■ Directions for this task
Repeat every line of the listing below exactly, minus the pictures.

------------------------

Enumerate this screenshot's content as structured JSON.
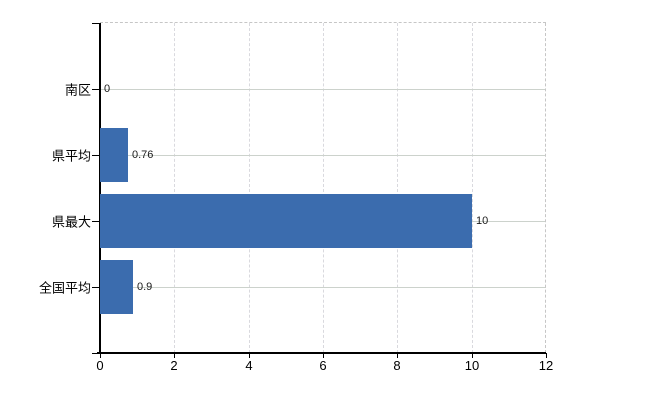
{
  "chart_data": {
    "type": "bar",
    "orientation": "horizontal",
    "categories": [
      "南区",
      "県平均",
      "県最大",
      "全国平均"
    ],
    "values": [
      0,
      0.76,
      10,
      0.9
    ],
    "value_labels": [
      "0",
      "0.76",
      "10",
      "0.9"
    ],
    "x_ticks": [
      0,
      2,
      4,
      6,
      8,
      10,
      12
    ],
    "x_tick_labels": [
      "0",
      "2",
      "4",
      "6",
      "8",
      "10",
      "12"
    ],
    "xlim": [
      0,
      12
    ],
    "grid": true,
    "legend": false,
    "colors": {
      "bar": "#3b6cae",
      "axis": "#000000",
      "grid_horizontal": "#ccd2cc",
      "grid_vertical": "#d9d9de",
      "dashed_border": "#c6c6c6",
      "value_label": "#1a1a1a",
      "tick_label": "#000000"
    }
  }
}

------------------------

■ Worked answer
Enumerate this screenshot's content as structured JSON.
{
  "chart_data": {
    "type": "bar",
    "orientation": "horizontal",
    "categories": [
      "南区",
      "県平均",
      "県最大",
      "全国平均"
    ],
    "values": [
      0,
      0.76,
      10,
      0.9
    ],
    "value_labels": [
      "0",
      "0.76",
      "10",
      "0.9"
    ],
    "x_ticks": [
      0,
      2,
      4,
      6,
      8,
      10,
      12
    ],
    "x_tick_labels": [
      "0",
      "2",
      "4",
      "6",
      "8",
      "10",
      "12"
    ],
    "xlim": [
      0,
      12
    ],
    "grid": true,
    "legend": false,
    "colors": {
      "bar": "#3b6cae",
      "axis": "#000000",
      "grid_horizontal": "#ccd2cc",
      "grid_vertical": "#d9d9de",
      "dashed_border": "#c6c6c6",
      "value_label": "#1a1a1a",
      "tick_label": "#000000"
    }
  }
}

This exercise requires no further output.